## Aim of the exercise
Restate the records in their entirety, word for word.
## BEGIN Supplied material
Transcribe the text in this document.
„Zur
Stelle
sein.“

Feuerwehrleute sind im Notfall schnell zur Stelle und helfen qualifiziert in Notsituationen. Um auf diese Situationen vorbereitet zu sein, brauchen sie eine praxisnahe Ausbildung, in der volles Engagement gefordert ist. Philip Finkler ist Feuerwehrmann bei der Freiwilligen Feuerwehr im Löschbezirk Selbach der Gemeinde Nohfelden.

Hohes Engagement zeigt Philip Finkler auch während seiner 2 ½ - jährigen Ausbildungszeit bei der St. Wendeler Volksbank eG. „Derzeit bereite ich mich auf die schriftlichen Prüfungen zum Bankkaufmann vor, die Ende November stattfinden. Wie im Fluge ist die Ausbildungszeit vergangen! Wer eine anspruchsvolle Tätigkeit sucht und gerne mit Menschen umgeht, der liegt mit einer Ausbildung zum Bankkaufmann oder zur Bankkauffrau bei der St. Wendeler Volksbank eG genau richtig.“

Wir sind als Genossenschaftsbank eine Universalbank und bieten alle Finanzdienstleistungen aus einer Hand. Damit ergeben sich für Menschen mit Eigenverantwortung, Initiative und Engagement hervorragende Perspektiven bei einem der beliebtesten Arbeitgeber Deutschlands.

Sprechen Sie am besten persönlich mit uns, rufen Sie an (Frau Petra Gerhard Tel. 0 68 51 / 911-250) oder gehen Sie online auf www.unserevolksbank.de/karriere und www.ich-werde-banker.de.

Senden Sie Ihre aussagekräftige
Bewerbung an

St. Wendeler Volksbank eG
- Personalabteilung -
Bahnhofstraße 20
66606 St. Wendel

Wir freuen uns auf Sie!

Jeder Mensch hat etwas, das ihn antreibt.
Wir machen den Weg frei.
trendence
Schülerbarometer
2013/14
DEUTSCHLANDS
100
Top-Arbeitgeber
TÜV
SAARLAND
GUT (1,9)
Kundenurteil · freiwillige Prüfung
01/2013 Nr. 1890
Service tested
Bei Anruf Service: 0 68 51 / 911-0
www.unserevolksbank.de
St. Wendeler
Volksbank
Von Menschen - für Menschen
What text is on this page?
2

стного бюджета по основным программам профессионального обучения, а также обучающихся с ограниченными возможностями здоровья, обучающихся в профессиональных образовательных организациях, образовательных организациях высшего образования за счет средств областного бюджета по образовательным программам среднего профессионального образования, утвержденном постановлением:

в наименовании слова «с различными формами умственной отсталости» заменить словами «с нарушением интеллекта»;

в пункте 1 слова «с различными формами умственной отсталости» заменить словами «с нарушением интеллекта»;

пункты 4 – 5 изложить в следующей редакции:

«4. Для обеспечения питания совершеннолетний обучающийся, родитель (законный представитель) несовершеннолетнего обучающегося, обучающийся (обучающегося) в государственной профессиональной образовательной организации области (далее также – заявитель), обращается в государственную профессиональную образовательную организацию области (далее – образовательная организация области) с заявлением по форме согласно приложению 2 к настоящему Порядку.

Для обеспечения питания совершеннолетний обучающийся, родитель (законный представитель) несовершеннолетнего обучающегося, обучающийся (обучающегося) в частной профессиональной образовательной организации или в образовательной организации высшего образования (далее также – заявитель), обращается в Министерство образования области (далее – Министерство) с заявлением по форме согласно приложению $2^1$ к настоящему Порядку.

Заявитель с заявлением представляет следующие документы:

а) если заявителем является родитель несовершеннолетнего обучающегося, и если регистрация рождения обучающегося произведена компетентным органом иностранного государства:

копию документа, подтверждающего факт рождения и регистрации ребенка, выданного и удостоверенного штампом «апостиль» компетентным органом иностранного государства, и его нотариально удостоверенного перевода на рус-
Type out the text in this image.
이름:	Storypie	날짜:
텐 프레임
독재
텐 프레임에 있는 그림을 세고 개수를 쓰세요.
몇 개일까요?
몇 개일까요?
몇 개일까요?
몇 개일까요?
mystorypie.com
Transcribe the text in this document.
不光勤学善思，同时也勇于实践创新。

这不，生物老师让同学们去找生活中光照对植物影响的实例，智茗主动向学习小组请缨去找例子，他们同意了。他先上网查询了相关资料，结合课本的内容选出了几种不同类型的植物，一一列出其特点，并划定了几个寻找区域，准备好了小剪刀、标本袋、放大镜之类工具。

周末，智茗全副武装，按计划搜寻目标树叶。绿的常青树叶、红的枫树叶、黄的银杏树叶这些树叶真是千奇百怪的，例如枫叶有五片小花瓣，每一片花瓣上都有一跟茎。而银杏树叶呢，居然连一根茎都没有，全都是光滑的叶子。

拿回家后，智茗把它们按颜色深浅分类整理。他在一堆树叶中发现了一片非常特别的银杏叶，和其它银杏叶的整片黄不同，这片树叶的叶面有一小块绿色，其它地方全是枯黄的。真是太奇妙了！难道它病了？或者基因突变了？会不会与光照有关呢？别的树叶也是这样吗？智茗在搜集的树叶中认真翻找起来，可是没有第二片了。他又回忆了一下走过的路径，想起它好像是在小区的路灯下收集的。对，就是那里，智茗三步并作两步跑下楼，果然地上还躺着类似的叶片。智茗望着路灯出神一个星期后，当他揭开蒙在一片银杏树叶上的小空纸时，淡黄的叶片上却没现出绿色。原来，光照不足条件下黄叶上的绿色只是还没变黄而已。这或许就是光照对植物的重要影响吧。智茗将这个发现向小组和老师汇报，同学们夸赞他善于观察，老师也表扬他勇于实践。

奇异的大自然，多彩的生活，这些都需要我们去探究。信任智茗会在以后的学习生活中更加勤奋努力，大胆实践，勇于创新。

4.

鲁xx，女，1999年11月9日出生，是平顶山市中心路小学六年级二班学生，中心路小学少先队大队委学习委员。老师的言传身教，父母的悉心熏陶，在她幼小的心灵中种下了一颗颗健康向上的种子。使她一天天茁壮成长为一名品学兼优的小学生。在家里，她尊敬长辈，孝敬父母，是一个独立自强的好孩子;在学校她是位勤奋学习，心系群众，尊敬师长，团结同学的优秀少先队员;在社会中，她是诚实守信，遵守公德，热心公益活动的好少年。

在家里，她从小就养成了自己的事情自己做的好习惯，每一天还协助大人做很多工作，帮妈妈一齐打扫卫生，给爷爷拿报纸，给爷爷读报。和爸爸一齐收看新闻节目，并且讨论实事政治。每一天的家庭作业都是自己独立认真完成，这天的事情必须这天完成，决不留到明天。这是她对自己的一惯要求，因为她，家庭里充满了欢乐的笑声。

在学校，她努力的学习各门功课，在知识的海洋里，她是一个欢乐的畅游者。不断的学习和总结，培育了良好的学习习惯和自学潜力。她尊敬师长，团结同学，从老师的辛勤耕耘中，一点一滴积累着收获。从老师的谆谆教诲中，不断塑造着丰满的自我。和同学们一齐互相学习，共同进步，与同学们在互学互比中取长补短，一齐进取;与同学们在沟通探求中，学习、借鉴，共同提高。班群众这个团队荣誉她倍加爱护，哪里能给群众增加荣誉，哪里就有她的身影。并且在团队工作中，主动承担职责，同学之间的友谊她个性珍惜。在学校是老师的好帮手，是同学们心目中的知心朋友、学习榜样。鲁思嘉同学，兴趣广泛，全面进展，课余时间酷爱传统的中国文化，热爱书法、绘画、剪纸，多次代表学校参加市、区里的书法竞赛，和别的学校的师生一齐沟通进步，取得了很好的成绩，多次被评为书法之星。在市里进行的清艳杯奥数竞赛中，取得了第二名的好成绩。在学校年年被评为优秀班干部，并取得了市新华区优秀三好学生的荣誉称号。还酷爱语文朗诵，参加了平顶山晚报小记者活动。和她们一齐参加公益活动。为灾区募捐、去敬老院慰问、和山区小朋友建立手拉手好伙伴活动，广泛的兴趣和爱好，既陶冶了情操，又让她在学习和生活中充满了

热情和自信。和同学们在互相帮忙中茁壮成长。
## END Supplied material
## Task response
Transcribe the text in this document.
„Zur
Stelle
sein.“

Feuerwehrleute sind im Notfall schnell zur Stelle und helfen qualifiziert in Notsituationen. Um auf diese Situationen vorbereitet zu sein, brauchen sie eine praxisnahe Ausbildung, in der volles Engagement gefordert ist. Philip Finkler ist Feuerwehrmann bei der Freiwilligen Feuerwehr im Löschbezirk Selbach der Gemeinde Nohfelden.

Hohes Engagement zeigt Philip Finkler auch während seiner 2 ½ - jährigen Ausbildungszeit bei der St. Wendeler Volksbank eG. „Derzeit bereite ich mich auf die schriftlichen Prüfungen zum Bankkaufmann vor, die Ende November stattfinden. Wie im Fluge ist die Ausbildungszeit vergangen! Wer eine anspruchsvolle Tätigkeit sucht und gerne mit Menschen umgeht, der liegt mit einer Ausbildung zum Bankkaufmann oder zur Bankkauffrau bei der St. Wendeler Volksbank eG genau richtig.“

Wir sind als Genossenschaftsbank eine Universalbank und bieten alle Finanzdienstleistungen aus einer Hand. Damit ergeben sich für Menschen mit Eigenverantwortung, Initiative und Engagement hervorragende Perspektiven bei einem der beliebtesten Arbeitgeber Deutschlands.

Sprechen Sie am besten persönlich mit uns, rufen Sie an (Frau Petra Gerhard Tel. 0 68 51 / 911-250) oder gehen Sie online auf www.unserevolksbank.de/karriere und www.ich-werde-banker.de.

Senden Sie Ihre aussagekräftige
Bewerbung an

St. Wendeler Volksbank eG
- Personalabteilung -
Bahnhofstraße 20
66606 St. Wendel

Wir freuen uns auf Sie!

Jeder Mensch hat etwas, das ihn antreibt.
Wir machen den Weg frei.
trendence
Schülerbarometer
2013/14
DEUTSCHLANDS
100
Top-Arbeitgeber
TÜV
SAARLAND
GUT (1,9)
Kundenurteil · freiwillige Prüfung
01/2013 Nr. 1890
Service tested
Bei Anruf Service: 0 68 51 / 911-0
www.unserevolksbank.de
St. Wendeler
Volksbank
Von Menschen - für Menschen
What text is on this page?
2

стного бюджета по основным программам профессионального обучения, а также обучающихся с ограниченными возможностями здоровья, обучающихся в профессиональных образовательных организациях, образовательных организациях высшего образования за счет средств областного бюджета по образовательным программам среднего профессионального образования, утвержденном постановлением:

в наименовании слова «с различными формами умственной отсталости» заменить словами «с нарушением интеллекта»;

в пункте 1 слова «с различными формами умственной отсталости» заменить словами «с нарушением интеллекта»;

пункты 4 – 5 изложить в следующей редакции:

«4. Для обеспечения питания совершеннолетний обучающийся, родитель (законный представитель) несовершеннолетнего обучающегося, обучающийся (обучающегося) в государственной профессиональной образовательной организации области (далее также – заявитель), обращается в государственную профессиональную образовательную организацию области (далее – образовательная организация области) с заявлением по форме согласно приложению 2 к настоящему Порядку.

Для обеспечения питания совершеннолетний обучающийся, родитель (законный представитель) несовершеннолетнего обучающегося, обучающийся (обучающегося) в частной профессиональной образовательной организации или в образовательной организации высшего образования (далее также – заявитель), обращается в Министерство образования области (далее – Министерство) с заявлением по форме согласно приложению $2^1$ к настоящему Порядку.

Заявитель с заявлением представляет следующие документы:

а) если заявителем является родитель несовершеннолетнего обучающегося, и если регистрация рождения обучающегося произведена компетентным органом иностранного государства:

копию документа, подтверждающего факт рождения и регистрации ребенка, выданного и удостоверенного штампом «апостиль» компетентным органом иностранного государства, и его нотариально удостоверенного перевода на рус-
Type out the text in this image.
이름:	Storypie	날짜:
텐 프레임
독재
텐 프레임에 있는 그림을 세고 개수를 쓰세요.
몇 개일까요?
몇 개일까요?
몇 개일까요?
몇 개일까요?
mystorypie.com
Transcribe the text in this document.
不光勤学善思，同时也勇于实践创新。

这不，生物老师让同学们去找生活中光照对植物影响的实例，智茗主动向学习小组请缨去找例子，他们同意了。他先上网查询了相关资料，结合课本的内容选出了几种不同类型的植物，一一列出其特点，并划定了几个寻找区域，准备好了小剪刀、标本袋、放大镜之类工具。

周末，智茗全副武装，按计划搜寻目标树叶。绿的常青树叶、红的枫树叶、黄的银杏树叶这些树叶真是千奇百怪的，例如枫叶有五片小花瓣，每一片花瓣上都有一跟茎。而银杏树叶呢，居然连一根茎都没有，全都是光滑的叶子。

拿回家后，智茗把它们按颜色深浅分类整理。他在一堆树叶中发现了一片非常特别的银杏叶，和其它银杏叶的整片黄不同，这片树叶的叶面有一小块绿色，其它地方全是枯黄的。真是太奇妙了！难道它病了？或者基因突变了？会不会与光照有关呢？别的树叶也是这样吗？智茗在搜集的树叶中认真翻找起来，可是没有第二片了。他又回忆了一下走过的路径，想起它好像是在小区的路灯下收集的。对，就是那里，智茗三步并作两步跑下楼，果然地上还躺着类似的叶片。智茗望着路灯出神一个星期后，当他揭开蒙在一片银杏树叶上的小空纸时，淡黄的叶片上却没现出绿色。原来，光照不足条件下黄叶上的绿色只是还没变黄而已。这或许就是光照对植物的重要影响吧。智茗将这个发现向小组和老师汇报，同学们夸赞他善于观察，老师也表扬他勇于实践。

奇异的大自然，多彩的生活，这些都需要我们去探究。信任智茗会在以后的学习生活中更加勤奋努力，大胆实践，勇于创新。

4.

鲁xx，女，1999年11月9日出生，是平顶山市中心路小学六年级二班学生，中心路小学少先队大队委学习委员。老师的言传身教，父母的悉心熏陶，在她幼小的心灵中种下了一颗颗健康向上的种子。使她一天天茁壮成长为一名品学兼优的小学生。在家里，她尊敬长辈，孝敬父母，是一个独立自强的好孩子;在学校她是位勤奋学习，心系群众，尊敬师长，团结同学的优秀少先队员;在社会中，她是诚实守信，遵守公德，热心公益活动的好少年。

在家里，她从小就养成了自己的事情自己做的好习惯，每一天还协助大人做很多工作，帮妈妈一齐打扫卫生，给爷爷拿报纸，给爷爷读报。和爸爸一齐收看新闻节目，并且讨论实事政治。每一天的家庭作业都是自己独立认真完成，这天的事情必须这天完成，决不留到明天。这是她对自己的一惯要求，因为她，家庭里充满了欢乐的笑声。

在学校，她努力的学习各门功课，在知识的海洋里，她是一个欢乐的畅游者。不断的学习和总结，培育了良好的学习习惯和自学潜力。她尊敬师长，团结同学，从老师的辛勤耕耘中，一点一滴积累着收获。从老师的谆谆教诲中，不断塑造着丰满的自我。和同学们一齐互相学习，共同进步，与同学们在互学互比中取长补短，一齐进取;与同学们在沟通探求中，学习、借鉴，共同提高。班群众这个团队荣誉她倍加爱护，哪里能给群众增加荣誉，哪里就有她的身影。并且在团队工作中，主动承担职责，同学之间的友谊她个性珍惜。在学校是老师的好帮手，是同学们心目中的知心朋友、学习榜样。鲁思嘉同学，兴趣广泛，全面进展，课余时间酷爱传统的中国文化，热爱书法、绘画、剪纸，多次代表学校参加市、区里的书法竞赛，和别的学校的师生一齐沟通进步，取得了很好的成绩，多次被评为书法之星。在市里进行的清艳杯奥数竞赛中，取得了第二名的好成绩。在学校年年被评为优秀班干部，并取得了市新华区优秀三好学生的荣誉称号。还酷爱语文朗诵，参加了平顶山晚报小记者活动。和她们一齐参加公益活动。为灾区募捐、去敬老院慰问、和山区小朋友建立手拉手好伙伴活动，广泛的兴趣和爱好，既陶冶了情操，又让她在学习和生活中充满了

热情和自信。和同学们在互相帮忙中茁壮成长。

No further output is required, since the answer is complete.